[WHAT TO DO] All entries must be extracted exactly, with nothing added or dropped.
-=-=-=-=-
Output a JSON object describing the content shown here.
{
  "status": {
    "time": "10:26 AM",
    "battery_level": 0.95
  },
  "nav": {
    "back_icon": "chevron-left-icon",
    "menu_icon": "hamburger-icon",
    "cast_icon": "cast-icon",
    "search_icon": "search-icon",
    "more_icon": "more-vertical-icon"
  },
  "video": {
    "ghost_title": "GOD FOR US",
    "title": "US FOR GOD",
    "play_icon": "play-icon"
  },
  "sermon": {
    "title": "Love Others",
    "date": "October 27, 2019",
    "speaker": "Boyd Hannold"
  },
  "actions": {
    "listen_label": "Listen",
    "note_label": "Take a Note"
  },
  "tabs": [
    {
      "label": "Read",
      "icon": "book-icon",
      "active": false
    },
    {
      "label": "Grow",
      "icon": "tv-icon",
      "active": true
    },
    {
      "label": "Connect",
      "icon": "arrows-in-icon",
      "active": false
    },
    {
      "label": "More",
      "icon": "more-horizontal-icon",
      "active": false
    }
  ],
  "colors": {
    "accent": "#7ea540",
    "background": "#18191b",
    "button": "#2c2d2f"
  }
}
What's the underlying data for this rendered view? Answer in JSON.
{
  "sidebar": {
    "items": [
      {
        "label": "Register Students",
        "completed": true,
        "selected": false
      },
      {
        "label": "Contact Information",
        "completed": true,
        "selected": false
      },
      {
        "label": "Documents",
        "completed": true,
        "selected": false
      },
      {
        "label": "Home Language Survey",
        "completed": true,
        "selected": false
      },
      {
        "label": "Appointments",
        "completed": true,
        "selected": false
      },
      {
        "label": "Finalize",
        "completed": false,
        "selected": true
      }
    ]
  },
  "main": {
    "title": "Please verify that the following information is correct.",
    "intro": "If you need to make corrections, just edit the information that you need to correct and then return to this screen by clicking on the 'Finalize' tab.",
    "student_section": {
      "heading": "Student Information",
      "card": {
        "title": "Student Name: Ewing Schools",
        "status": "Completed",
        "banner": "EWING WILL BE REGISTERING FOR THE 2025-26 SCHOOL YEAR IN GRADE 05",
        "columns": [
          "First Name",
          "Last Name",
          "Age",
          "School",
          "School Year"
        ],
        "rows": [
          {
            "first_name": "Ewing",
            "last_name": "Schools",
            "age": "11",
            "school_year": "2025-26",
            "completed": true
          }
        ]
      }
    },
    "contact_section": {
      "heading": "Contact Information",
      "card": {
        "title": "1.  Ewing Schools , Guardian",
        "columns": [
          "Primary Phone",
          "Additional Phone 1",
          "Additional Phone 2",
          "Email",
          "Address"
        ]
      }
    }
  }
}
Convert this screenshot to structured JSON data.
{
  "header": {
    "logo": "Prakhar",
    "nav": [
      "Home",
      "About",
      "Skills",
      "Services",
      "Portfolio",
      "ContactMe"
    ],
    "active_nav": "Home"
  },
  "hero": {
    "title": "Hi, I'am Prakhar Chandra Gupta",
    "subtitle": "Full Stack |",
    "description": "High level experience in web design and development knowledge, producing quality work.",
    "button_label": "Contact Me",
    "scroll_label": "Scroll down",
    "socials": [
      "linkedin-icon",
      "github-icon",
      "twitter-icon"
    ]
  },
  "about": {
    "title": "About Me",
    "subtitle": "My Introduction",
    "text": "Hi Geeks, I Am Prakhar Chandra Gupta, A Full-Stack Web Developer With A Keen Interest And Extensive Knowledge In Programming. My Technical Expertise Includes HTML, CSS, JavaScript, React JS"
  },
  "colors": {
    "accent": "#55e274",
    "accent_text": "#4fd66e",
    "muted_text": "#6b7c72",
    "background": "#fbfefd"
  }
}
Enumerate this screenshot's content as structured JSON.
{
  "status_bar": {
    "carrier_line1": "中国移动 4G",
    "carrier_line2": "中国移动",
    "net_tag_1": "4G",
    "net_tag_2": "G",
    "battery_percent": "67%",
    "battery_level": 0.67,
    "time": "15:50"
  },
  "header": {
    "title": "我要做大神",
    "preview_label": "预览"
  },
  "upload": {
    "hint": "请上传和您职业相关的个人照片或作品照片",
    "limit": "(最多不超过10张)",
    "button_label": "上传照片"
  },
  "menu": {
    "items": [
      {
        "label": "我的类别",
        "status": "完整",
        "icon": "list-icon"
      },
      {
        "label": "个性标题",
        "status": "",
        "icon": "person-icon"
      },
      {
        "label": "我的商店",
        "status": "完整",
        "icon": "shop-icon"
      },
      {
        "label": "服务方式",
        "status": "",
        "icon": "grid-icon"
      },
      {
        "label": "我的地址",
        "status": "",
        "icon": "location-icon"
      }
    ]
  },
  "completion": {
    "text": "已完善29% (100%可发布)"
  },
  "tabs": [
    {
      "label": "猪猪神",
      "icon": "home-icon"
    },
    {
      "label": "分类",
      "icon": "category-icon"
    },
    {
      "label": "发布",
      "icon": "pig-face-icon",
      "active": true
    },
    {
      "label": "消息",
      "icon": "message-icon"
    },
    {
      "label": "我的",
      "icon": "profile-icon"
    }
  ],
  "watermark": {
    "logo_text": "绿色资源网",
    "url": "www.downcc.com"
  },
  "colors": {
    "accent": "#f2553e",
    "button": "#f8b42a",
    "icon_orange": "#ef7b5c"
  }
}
-=-=-=-=-
[OUTPUT OF THE EXERCISE]
Output a JSON object describing the content shown here.
{
  "status": {
    "time": "10:26 AM",
    "battery_level": 0.95
  },
  "nav": {
    "back_icon": "chevron-left-icon",
    "menu_icon": "hamburger-icon",
    "cast_icon": "cast-icon",
    "search_icon": "search-icon",
    "more_icon": "more-vertical-icon"
  },
  "video": {
    "ghost_title": "GOD FOR US",
    "title": "US FOR GOD",
    "play_icon": "play-icon"
  },
  "sermon": {
    "title": "Love Others",
    "date": "October 27, 2019",
    "speaker": "Boyd Hannold"
  },
  "actions": {
    "listen_label": "Listen",
    "note_label": "Take a Note"
  },
  "tabs": [
    {
      "label": "Read",
      "icon": "book-icon",
      "active": false
    },
    {
      "label": "Grow",
      "icon": "tv-icon",
      "active": true
    },
    {
      "label": "Connect",
      "icon": "arrows-in-icon",
      "active": false
    },
    {
      "label": "More",
      "icon": "more-horizontal-icon",
      "active": false
    }
  ],
  "colors": {
    "accent": "#7ea540",
    "background": "#18191b",
    "button": "#2c2d2f"
  }
}
What's the underlying data for this rendered view? Answer in JSON.
{
  "sidebar": {
    "items": [
      {
        "label": "Register Students",
        "completed": true,
        "selected": false
      },
      {
        "label": "Contact Information",
        "completed": true,
        "selected": false
      },
      {
        "label": "Documents",
        "completed": true,
        "selected": false
      },
      {
        "label": "Home Language Survey",
        "completed": true,
        "selected": false
      },
      {
        "label": "Appointments",
        "completed": true,
        "selected": false
      },
      {
        "label": "Finalize",
        "completed": false,
        "selected": true
      }
    ]
  },
  "main": {
    "title": "Please verify that the following information is correct.",
    "intro": "If you need to make corrections, just edit the information that you need to correct and then return to this screen by clicking on the 'Finalize' tab.",
    "student_section": {
      "heading": "Student Information",
      "card": {
        "title": "Student Name: Ewing Schools",
        "status": "Completed",
        "banner": "EWING WILL BE REGISTERING FOR THE 2025-26 SCHOOL YEAR IN GRADE 05",
        "columns": [
          "First Name",
          "Last Name",
          "Age",
          "School",
          "School Year"
        ],
        "rows": [
          {
            "first_name": "Ewing",
            "last_name": "Schools",
            "age": "11",
            "school_year": "2025-26",
            "completed": true
          }
        ]
      }
    },
    "contact_section": {
      "heading": "Contact Information",
      "card": {
        "title": "1.  Ewing Schools , Guardian",
        "columns": [
          "Primary Phone",
          "Additional Phone 1",
          "Additional Phone 2",
          "Email",
          "Address"
        ]
      }
    }
  }
}
Convert this screenshot to structured JSON data.
{
  "header": {
    "logo": "Prakhar",
    "nav": [
      "Home",
      "About",
      "Skills",
      "Services",
      "Portfolio",
      "ContactMe"
    ],
    "active_nav": "Home"
  },
  "hero": {
    "title": "Hi, I'am Prakhar Chandra Gupta",
    "subtitle": "Full Stack |",
    "description": "High level experience in web design and development knowledge, producing quality work.",
    "button_label": "Contact Me",
    "scroll_label": "Scroll down",
    "socials": [
      "linkedin-icon",
      "github-icon",
      "twitter-icon"
    ]
  },
  "about": {
    "title": "About Me",
    "subtitle": "My Introduction",
    "text": "Hi Geeks, I Am Prakhar Chandra Gupta, A Full-Stack Web Developer With A Keen Interest And Extensive Knowledge In Programming. My Technical Expertise Includes HTML, CSS, JavaScript, React JS"
  },
  "colors": {
    "accent": "#55e274",
    "accent_text": "#4fd66e",
    "muted_text": "#6b7c72",
    "background": "#fbfefd"
  }
}
Enumerate this screenshot's content as structured JSON.
{
  "status_bar": {
    "carrier_line1": "中国移动 4G",
    "carrier_line2": "中国移动",
    "net_tag_1": "4G",
    "net_tag_2": "G",
    "battery_percent": "67%",
    "battery_level": 0.67,
    "time": "15:50"
  },
  "header": {
    "title": "我要做大神",
    "preview_label": "预览"
  },
  "upload": {
    "hint": "请上传和您职业相关的个人照片或作品照片",
    "limit": "(最多不超过10张)",
    "button_label": "上传照片"
  },
  "menu": {
    "items": [
      {
        "label": "我的类别",
        "status": "完整",
        "icon": "list-icon"
      },
      {
        "label": "个性标题",
        "status": "",
        "icon": "person-icon"
      },
      {
        "label": "我的商店",
        "status": "完整",
        "icon": "shop-icon"
      },
      {
        "label": "服务方式",
        "status": "",
        "icon": "grid-icon"
      },
      {
        "label": "我的地址",
        "status": "",
        "icon": "location-icon"
      }
    ]
  },
  "completion": {
    "text": "已完善29% (100%可发布)"
  },
  "tabs": [
    {
      "label": "猪猪神",
      "icon": "home-icon"
    },
    {
      "label": "分类",
      "icon": "category-icon"
    },
    {
      "label": "发布",
      "icon": "pig-face-icon",
      "active": true
    },
    {
      "label": "消息",
      "icon": "message-icon"
    },
    {
      "label": "我的",
      "icon": "profile-icon"
    }
  ],
  "watermark": {
    "logo_text": "绿色资源网",
    "url": "www.downcc.com"
  },
  "colors": {
    "accent": "#f2553e",
    "button": "#f8b42a",
    "icon_orange": "#ef7b5c"
  }
}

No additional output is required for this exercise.